* [Written exercise] Single out the lines that include the word "title". Copy them.

Data tied to figure images
========
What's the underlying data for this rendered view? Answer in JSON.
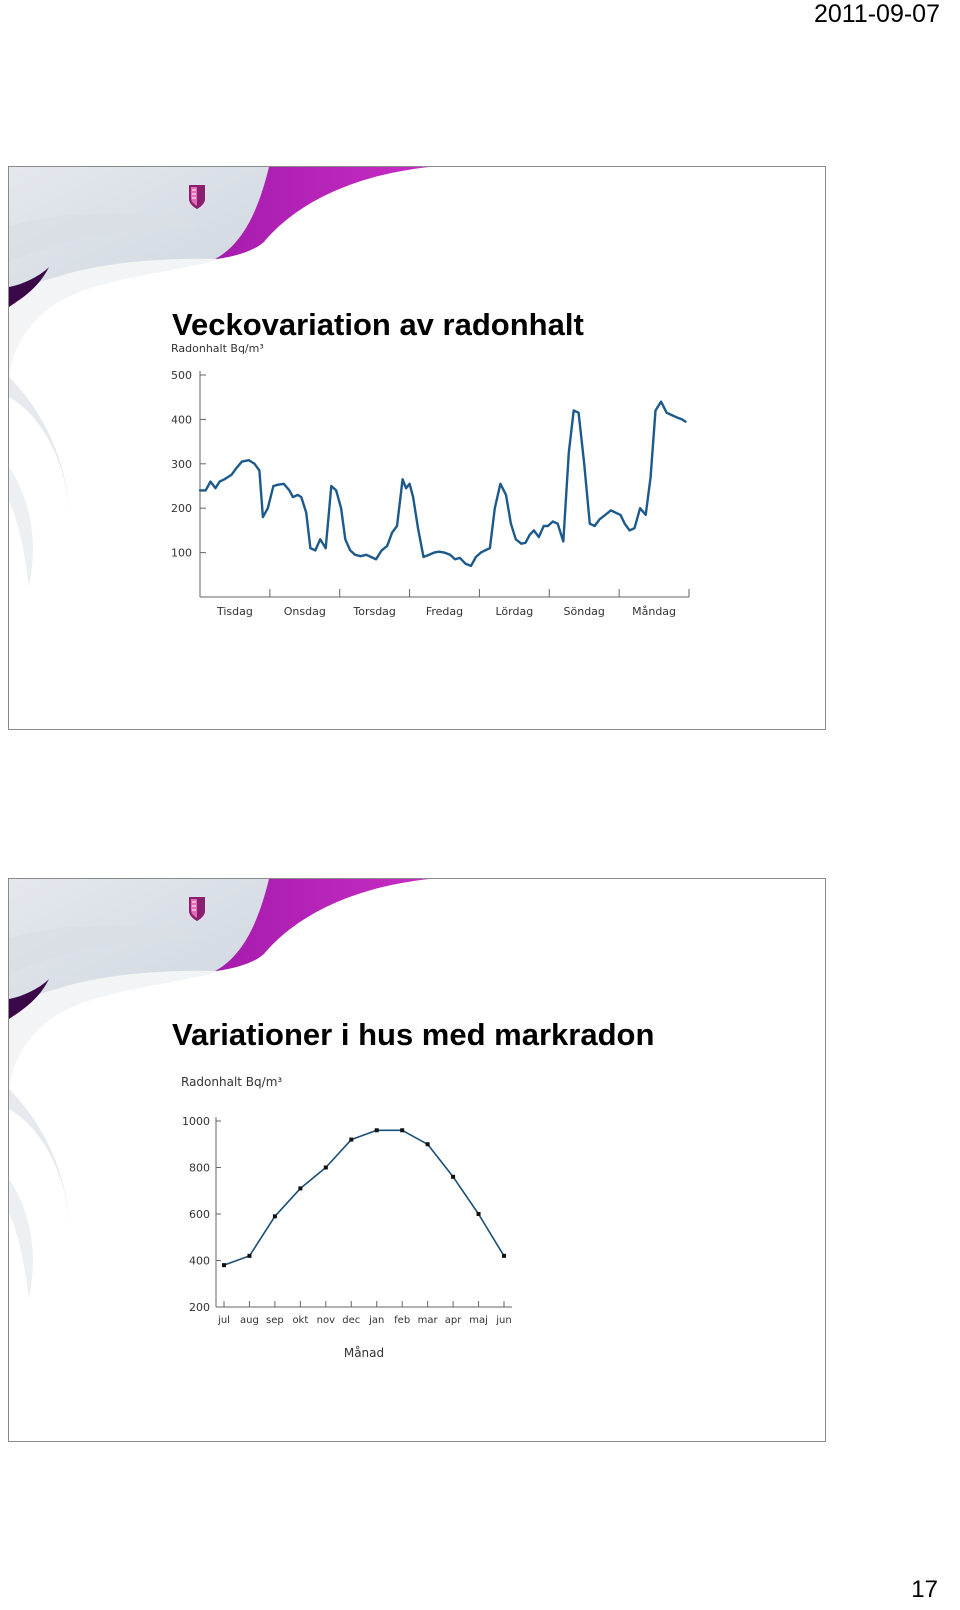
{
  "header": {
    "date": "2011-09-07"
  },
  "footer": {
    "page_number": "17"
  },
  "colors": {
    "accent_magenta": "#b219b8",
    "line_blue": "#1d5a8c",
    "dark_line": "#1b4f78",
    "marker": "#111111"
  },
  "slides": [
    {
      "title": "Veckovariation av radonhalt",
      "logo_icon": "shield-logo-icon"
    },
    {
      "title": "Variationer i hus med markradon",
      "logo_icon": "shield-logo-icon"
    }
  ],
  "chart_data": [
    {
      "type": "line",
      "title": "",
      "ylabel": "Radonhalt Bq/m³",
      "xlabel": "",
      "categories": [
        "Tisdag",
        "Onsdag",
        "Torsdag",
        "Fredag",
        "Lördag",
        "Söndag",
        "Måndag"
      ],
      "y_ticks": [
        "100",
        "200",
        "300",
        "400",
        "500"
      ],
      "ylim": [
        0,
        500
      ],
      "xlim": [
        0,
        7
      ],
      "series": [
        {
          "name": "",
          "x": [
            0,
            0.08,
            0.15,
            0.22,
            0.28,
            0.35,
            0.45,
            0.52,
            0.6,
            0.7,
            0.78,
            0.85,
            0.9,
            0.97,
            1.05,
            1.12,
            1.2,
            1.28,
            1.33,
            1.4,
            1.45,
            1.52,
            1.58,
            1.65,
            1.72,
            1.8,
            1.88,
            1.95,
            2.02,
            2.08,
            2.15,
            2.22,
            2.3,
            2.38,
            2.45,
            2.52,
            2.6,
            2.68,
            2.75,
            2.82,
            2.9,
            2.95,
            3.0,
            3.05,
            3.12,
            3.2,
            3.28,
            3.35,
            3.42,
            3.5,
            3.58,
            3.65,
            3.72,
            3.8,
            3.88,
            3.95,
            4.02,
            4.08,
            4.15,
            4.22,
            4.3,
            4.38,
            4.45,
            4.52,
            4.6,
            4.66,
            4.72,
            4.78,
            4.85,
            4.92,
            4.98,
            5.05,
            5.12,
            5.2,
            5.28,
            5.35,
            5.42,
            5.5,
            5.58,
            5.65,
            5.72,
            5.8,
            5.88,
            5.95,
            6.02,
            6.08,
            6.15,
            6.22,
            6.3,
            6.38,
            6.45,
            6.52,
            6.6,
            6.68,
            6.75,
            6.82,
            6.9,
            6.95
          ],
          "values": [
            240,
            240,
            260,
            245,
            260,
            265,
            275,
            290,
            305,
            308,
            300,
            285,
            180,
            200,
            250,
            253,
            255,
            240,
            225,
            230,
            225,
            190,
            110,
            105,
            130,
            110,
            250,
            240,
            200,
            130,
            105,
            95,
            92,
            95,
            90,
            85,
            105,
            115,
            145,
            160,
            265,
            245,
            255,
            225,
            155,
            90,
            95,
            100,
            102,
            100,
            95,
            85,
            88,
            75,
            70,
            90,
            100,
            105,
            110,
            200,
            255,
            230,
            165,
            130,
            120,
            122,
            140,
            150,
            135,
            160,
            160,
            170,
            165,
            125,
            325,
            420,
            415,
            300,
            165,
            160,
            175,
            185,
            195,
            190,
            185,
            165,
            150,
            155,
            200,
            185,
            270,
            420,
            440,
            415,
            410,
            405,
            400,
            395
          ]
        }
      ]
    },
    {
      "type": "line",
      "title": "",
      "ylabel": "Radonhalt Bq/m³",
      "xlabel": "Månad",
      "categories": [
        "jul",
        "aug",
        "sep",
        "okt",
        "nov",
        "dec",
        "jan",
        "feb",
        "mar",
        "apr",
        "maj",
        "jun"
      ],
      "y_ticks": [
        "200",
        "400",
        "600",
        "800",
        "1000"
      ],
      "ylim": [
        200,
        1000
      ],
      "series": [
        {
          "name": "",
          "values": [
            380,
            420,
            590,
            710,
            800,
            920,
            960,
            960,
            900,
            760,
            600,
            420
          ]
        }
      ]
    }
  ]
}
========
* [Answer]
      "title": "Veckovariation av radonhalt",
      "title": "Variationer i hus med markradon",
      "title": "",
      "title": "",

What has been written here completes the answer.